• STATED GOAL
Return each entry exactly, omitting nothing.

Excerpt from a dataset:
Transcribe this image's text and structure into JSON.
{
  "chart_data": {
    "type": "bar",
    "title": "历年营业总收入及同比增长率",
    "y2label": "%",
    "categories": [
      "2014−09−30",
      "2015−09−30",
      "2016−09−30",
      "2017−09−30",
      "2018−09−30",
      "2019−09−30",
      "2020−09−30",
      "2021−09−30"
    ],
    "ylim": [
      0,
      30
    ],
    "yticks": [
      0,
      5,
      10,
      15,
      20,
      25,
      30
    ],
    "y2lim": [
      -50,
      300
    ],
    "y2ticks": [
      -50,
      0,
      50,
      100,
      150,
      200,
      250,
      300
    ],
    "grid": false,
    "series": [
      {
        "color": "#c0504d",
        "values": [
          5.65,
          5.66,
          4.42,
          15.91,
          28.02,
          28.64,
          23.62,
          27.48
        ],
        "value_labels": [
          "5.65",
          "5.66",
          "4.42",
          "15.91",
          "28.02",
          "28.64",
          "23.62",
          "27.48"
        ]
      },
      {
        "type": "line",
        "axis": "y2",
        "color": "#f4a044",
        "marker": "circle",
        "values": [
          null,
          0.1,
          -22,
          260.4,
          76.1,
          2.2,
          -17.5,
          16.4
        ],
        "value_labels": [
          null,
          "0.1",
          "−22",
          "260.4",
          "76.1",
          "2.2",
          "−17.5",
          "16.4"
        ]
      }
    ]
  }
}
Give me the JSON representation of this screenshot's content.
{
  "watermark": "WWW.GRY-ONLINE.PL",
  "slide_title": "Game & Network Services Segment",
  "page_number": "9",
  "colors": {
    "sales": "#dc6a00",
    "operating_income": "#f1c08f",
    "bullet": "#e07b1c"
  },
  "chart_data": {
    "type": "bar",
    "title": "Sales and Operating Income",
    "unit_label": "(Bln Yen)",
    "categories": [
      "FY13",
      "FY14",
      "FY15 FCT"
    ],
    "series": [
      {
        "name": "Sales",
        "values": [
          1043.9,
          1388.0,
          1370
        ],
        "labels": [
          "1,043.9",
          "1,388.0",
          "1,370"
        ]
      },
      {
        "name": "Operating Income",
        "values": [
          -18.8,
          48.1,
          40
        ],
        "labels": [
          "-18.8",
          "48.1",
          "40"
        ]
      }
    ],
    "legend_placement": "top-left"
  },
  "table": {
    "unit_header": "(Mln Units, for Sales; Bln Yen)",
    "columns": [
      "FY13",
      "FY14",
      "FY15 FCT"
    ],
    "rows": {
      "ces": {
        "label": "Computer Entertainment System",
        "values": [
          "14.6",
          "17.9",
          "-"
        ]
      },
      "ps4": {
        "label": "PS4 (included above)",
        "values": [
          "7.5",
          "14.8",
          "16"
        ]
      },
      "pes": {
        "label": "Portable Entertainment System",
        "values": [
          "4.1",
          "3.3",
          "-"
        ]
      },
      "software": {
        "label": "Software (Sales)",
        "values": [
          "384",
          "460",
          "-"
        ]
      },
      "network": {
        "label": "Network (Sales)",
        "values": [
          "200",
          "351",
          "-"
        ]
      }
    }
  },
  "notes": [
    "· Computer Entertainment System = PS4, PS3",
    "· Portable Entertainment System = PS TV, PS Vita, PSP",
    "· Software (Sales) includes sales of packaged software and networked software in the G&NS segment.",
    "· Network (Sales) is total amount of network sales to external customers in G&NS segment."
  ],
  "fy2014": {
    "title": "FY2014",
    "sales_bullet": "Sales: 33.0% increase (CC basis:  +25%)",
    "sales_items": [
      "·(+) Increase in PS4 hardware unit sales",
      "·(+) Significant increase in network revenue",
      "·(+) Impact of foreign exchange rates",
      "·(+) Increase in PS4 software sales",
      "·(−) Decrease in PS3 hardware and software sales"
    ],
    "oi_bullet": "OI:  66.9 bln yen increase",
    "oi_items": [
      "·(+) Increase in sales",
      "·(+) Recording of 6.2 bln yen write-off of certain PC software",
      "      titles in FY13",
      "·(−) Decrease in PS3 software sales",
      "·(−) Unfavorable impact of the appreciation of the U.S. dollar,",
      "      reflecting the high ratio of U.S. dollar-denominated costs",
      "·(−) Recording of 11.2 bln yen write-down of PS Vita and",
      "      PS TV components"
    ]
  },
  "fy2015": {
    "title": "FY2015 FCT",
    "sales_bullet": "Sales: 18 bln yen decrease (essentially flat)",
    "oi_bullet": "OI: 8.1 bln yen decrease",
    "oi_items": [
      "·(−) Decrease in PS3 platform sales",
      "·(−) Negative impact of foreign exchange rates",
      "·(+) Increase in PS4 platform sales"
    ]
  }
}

• THE REPLY
Transcribe this image's text and structure into JSON.
{
  "chart_data": {
    "type": "bar",
    "title": "历年营业总收入及同比增长率",
    "y2label": "%",
    "categories": [
      "2014−09−30",
      "2015−09−30",
      "2016−09−30",
      "2017−09−30",
      "2018−09−30",
      "2019−09−30",
      "2020−09−30",
      "2021−09−30"
    ],
    "ylim": [
      0,
      30
    ],
    "yticks": [
      0,
      5,
      10,
      15,
      20,
      25,
      30
    ],
    "y2lim": [
      -50,
      300
    ],
    "y2ticks": [
      -50,
      0,
      50,
      100,
      150,
      200,
      250,
      300
    ],
    "grid": false,
    "series": [
      {
        "color": "#c0504d",
        "values": [
          5.65,
          5.66,
          4.42,
          15.91,
          28.02,
          28.64,
          23.62,
          27.48
        ],
        "value_labels": [
          "5.65",
          "5.66",
          "4.42",
          "15.91",
          "28.02",
          "28.64",
          "23.62",
          "27.48"
        ]
      },
      {
        "type": "line",
        "axis": "y2",
        "color": "#f4a044",
        "marker": "circle",
        "values": [
          null,
          0.1,
          -22,
          260.4,
          76.1,
          2.2,
          -17.5,
          16.4
        ],
        "value_labels": [
          null,
          "0.1",
          "−22",
          "260.4",
          "76.1",
          "2.2",
          "−17.5",
          "16.4"
        ]
      }
    ]
  }
}
Give me the JSON representation of this screenshot's content.
{
  "watermark": "WWW.GRY-ONLINE.PL",
  "slide_title": "Game & Network Services Segment",
  "page_number": "9",
  "colors": {
    "sales": "#dc6a00",
    "operating_income": "#f1c08f",
    "bullet": "#e07b1c"
  },
  "chart_data": {
    "type": "bar",
    "title": "Sales and Operating Income",
    "unit_label": "(Bln Yen)",
    "categories": [
      "FY13",
      "FY14",
      "FY15 FCT"
    ],
    "series": [
      {
        "name": "Sales",
        "values": [
          1043.9,
          1388.0,
          1370
        ],
        "labels": [
          "1,043.9",
          "1,388.0",
          "1,370"
        ]
      },
      {
        "name": "Operating Income",
        "values": [
          -18.8,
          48.1,
          40
        ],
        "labels": [
          "-18.8",
          "48.1",
          "40"
        ]
      }
    ],
    "legend_placement": "top-left"
  },
  "table": {
    "unit_header": "(Mln Units, for Sales; Bln Yen)",
    "columns": [
      "FY13",
      "FY14",
      "FY15 FCT"
    ],
    "rows": {
      "ces": {
        "label": "Computer Entertainment System",
        "values": [
          "14.6",
          "17.9",
          "-"
        ]
      },
      "ps4": {
        "label": "PS4 (included above)",
        "values": [
          "7.5",
          "14.8",
          "16"
        ]
      },
      "pes": {
        "label": "Portable Entertainment System",
        "values": [
          "4.1",
          "3.3",
          "-"
        ]
      },
      "software": {
        "label": "Software (Sales)",
        "values": [
          "384",
          "460",
          "-"
        ]
      },
      "network": {
        "label": "Network (Sales)",
        "values": [
          "200",
          "351",
          "-"
        ]
      }
    }
  },
  "notes": [
    "· Computer Entertainment System = PS4, PS3",
    "· Portable Entertainment System = PS TV, PS Vita, PSP",
    "· Software (Sales) includes sales of packaged software and networked software in the G&NS segment.",
    "· Network (Sales) is total amount of network sales to external customers in G&NS segment."
  ],
  "fy2014": {
    "title": "FY2014",
    "sales_bullet": "Sales: 33.0% increase (CC basis:  +25%)",
    "sales_items": [
      "·(+) Increase in PS4 hardware unit sales",
      "·(+) Significant increase in network revenue",
      "·(+) Impact of foreign exchange rates",
      "·(+) Increase in PS4 software sales",
      "·(−) Decrease in PS3 hardware and software sales"
    ],
    "oi_bullet": "OI:  66.9 bln yen increase",
    "oi_items": [
      "·(+) Increase in sales",
      "·(+) Recording of 6.2 bln yen write-off of certain PC software",
      "      titles in FY13",
      "·(−) Decrease in PS3 software sales",
      "·(−) Unfavorable impact of the appreciation of the U.S. dollar,",
      "      reflecting the high ratio of U.S. dollar-denominated costs",
      "·(−) Recording of 11.2 bln yen write-down of PS Vita and",
      "      PS TV components"
    ]
  },
  "fy2015": {
    "title": "FY2015 FCT",
    "sales_bullet": "Sales: 18 bln yen decrease (essentially flat)",
    "oi_bullet": "OI: 8.1 bln yen decrease",
    "oi_items": [
      "·(−) Decrease in PS3 platform sales",
      "·(−) Negative impact of foreign exchange rates",
      "·(+) Increase in PS4 platform sales"
    ]
  }
}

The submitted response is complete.